Gegebener Textauszug
Ihre deutsche und sehr spezielle Vergangenheit ist an diesem Ort und in dieser Zeit uninteressant; zudem lässt Vera die Erinnerung daran in der neuen Glamourwelt selbst nicht zu. Höchstens ihr Adelstitel hat Schlagzeilenwert: „Die nackte Gräfin“, das klingt natürlich gut. Und ein neuer Name muss her: Veruschka, die aus einem geheimnisvollen Grenzgebiet zwischen Preußen und Russland kommt, eine Art transsylvanische Adelige. Sie verdient zeitweise 10.000 Dollar am Tag. Die stets sich wiederholende Leere der reinen Nachahmung erzeugt bei ihr allmählich ein korrespondierendes Leeregefühl in ihren eigenen Identität, das in eine Flucht vor sich selbst und damit in eine psychische Krise mündet. Die Prädisposition durch ihre Kriegs- und Nachkriegskindheit, auf die ich später noch eingehen werde, muss hierbei auch eine Rolle gespielt haben. Der Zeitgeist der Sechziger ermöglicht ihr, diese Flucht als Spiel zu inszenieren: „Mitte der sechziger Jahre habe ich dann angefangen, Farben zu benutzen, um mir selbst (mit meinen vielen menschenähnlichen Gesichtern) für eine Weile zu entgehen. Ich verwandelte meinen Kopf in Tierköpfe und Steine, bemalte ihn und beklebte mein Gesicht mit Vogelfedern und Fellen. Dies alles war in den sechziger Jahren möglich, sich der Mode zu bedienen, um auch seine eigenen Spiele zu betreiben.“ (Die Häutungen der Veruschka, ZEITmagazin 2008)

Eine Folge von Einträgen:
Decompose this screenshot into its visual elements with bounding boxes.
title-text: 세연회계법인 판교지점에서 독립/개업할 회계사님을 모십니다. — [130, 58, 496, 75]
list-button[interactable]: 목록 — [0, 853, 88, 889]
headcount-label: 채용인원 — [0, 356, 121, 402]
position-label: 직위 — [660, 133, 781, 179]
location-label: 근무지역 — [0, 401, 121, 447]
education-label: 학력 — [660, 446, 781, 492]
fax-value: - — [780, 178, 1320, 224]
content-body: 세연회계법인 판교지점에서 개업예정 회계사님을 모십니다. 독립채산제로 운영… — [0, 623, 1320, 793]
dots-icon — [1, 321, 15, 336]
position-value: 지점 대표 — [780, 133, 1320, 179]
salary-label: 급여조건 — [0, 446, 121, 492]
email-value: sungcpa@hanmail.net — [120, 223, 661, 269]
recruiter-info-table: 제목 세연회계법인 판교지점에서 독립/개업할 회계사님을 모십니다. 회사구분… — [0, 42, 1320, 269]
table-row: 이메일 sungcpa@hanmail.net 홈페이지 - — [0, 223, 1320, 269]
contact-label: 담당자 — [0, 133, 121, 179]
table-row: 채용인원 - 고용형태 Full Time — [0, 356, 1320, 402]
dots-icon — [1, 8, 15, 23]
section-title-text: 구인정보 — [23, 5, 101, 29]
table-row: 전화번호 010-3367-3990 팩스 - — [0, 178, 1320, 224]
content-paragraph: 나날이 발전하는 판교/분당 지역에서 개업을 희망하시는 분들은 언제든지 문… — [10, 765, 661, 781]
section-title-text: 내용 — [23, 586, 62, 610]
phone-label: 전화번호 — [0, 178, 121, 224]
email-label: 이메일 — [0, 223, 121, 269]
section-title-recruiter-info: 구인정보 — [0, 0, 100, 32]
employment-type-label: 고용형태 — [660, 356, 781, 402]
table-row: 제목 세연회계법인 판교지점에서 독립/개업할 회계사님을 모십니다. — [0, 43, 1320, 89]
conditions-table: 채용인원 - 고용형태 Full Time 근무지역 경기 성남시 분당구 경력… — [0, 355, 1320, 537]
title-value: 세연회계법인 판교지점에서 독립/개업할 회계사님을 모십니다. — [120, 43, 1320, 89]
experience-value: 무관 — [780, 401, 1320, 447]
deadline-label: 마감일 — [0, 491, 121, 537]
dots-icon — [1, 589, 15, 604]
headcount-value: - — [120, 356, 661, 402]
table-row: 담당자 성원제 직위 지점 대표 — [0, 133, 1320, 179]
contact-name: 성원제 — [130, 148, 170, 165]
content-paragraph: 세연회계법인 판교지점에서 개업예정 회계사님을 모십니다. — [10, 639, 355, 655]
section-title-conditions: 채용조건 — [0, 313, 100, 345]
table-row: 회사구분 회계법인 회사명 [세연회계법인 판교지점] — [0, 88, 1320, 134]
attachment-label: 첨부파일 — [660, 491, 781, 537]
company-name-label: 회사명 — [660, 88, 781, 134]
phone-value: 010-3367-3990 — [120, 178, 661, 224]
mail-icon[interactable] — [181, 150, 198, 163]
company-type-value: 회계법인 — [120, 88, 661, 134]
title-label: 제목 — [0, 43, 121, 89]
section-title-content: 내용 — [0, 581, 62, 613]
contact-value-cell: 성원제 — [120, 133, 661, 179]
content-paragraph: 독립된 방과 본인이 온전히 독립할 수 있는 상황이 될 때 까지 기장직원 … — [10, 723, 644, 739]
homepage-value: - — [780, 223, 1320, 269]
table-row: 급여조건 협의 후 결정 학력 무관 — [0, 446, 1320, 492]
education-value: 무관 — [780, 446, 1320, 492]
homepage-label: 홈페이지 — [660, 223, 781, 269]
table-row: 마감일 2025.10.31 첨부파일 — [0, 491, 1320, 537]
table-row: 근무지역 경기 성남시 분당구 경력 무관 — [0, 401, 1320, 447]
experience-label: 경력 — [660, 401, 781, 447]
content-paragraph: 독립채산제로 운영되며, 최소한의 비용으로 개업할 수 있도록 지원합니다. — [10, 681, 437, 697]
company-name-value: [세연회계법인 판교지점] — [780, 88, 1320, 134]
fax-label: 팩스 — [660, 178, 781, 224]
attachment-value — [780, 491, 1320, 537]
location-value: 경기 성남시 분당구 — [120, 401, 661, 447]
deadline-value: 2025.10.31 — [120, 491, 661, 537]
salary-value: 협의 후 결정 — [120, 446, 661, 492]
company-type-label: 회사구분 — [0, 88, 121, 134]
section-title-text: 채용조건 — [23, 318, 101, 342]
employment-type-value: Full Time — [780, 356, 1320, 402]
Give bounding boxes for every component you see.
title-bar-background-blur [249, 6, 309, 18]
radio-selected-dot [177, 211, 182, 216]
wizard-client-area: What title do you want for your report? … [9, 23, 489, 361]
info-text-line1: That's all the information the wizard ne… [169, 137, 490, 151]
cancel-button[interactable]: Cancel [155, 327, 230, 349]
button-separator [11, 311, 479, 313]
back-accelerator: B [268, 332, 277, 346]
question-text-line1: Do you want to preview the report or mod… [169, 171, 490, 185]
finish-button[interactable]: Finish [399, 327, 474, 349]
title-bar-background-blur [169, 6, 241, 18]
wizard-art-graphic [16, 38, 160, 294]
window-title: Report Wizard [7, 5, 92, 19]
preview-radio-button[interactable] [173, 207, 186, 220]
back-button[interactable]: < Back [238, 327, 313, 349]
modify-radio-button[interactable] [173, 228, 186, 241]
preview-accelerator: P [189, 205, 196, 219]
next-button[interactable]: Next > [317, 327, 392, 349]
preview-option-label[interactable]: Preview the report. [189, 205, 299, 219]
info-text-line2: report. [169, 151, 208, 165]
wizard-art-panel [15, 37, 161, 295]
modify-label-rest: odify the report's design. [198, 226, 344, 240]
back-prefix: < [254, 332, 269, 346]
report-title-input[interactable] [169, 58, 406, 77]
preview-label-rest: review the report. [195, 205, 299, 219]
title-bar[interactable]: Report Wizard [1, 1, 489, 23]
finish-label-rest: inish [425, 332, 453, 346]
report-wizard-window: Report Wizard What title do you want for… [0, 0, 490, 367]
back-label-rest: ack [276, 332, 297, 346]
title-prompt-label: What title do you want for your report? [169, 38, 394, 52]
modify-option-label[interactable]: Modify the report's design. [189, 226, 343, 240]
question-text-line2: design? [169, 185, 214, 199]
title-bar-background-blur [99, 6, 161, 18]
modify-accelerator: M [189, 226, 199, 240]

Gestellte Aufgaben
a: Erläutern Sie in ein bis drei Sätzen, aus welchem Grund Vera laut dem Textauszug über Veruschka Mitte der sechziger Jahre begann, Farben zu benutzen.
b: Ersetzen Sie in den Einträgen vom Anfang bis einschließlich der Zeile mit „contact-name: 성원제 — [130, 148, 170, 165]“ jedes „table-row“ durch „row“. Geben Sie nur diesen Abschnitt aus, ansonsten unverändert.

Ergebnisse je Aufgabe
a: Sie wollte sich selbst mit ihren vielen menschenähnlichen Gesichtern für eine Weile entgehen. Dies war Teil ihrer Flucht vor sich selbst, die ihr der Zeitgeist der Sechziger erlaubte, als Spiel zu inszenieren.

b:
Decompose this screenshot into its visual elements with bounding boxes.
title-text: 세연회계법인 판교지점에서 독립/개업할 회계사님을 모십니다. — [130, 58, 496, 75]
list-button[interactable]: 목록 — [0, 853, 88, 889]
headcount-label: 채용인원 — [0, 356, 121, 402]
position-label: 직위 — [660, 133, 781, 179]
location-label: 근무지역 — [0, 401, 121, 447]
education-label: 학력 — [660, 446, 781, 492]
fax-value: - — [780, 178, 1320, 224]
content-body: 세연회계법인 판교지점에서 개업예정 회계사님을 모십니다. 독립채산제로 운영… — [0, 623, 1320, 793]
dots-icon — [1, 321, 15, 336]
position-value: 지점 대표 — [780, 133, 1320, 179]
salary-label: 급여조건 — [0, 446, 121, 492]
email-value: sungcpa@hanmail.net — [120, 223, 661, 269]
recruiter-info-table: 제목 세연회계법인 판교지점에서 독립/개업할 회계사님을 모십니다. 회사구분… — [0, 42, 1320, 269]
row: 이메일 sungcpa@hanmail.net 홈페이지 - — [0, 223, 1320, 269]
contact-label: 담당자 — [0, 133, 121, 179]
row: 채용인원 - 고용형태 Full Time — [0, 356, 1320, 402]
dots-icon — [1, 8, 15, 23]
section-title-text: 구인정보 — [23, 5, 101, 29]
row: 전화번호 010-3367-3990 팩스 - — [0, 178, 1320, 224]
content-paragraph: 나날이 발전하는 판교/분당 지역에서 개업을 희망하시는 분들은 언제든지 문… — [10, 765, 661, 781]
section-title-text: 내용 — [23, 586, 62, 610]
phone-label: 전화번호 — [0, 178, 121, 224]
email-label: 이메일 — [0, 223, 121, 269]
section-title-recruiter-info: 구인정보 — [0, 0, 100, 32]
employment-type-label: 고용형태 — [660, 356, 781, 402]
row: 제목 세연회계법인 판교지점에서 독립/개업할 회계사님을 모십니다. — [0, 43, 1320, 89]
conditions-table: 채용인원 - 고용형태 Full Time 근무지역 경기 성남시 분당구 경력… — [0, 355, 1320, 537]
title-value: 세연회계법인 판교지점에서 독립/개업할 회계사님을 모십니다. — [120, 43, 1320, 89]
experience-value: 무관 — [780, 401, 1320, 447]
deadline-label: 마감일 — [0, 491, 121, 537]
dots-icon — [1, 589, 15, 604]
headcount-value: - — [120, 356, 661, 402]
row: 담당자 성원제 직위 지점 대표 — [0, 133, 1320, 179]
contact-name: 성원제 — [130, 148, 170, 165]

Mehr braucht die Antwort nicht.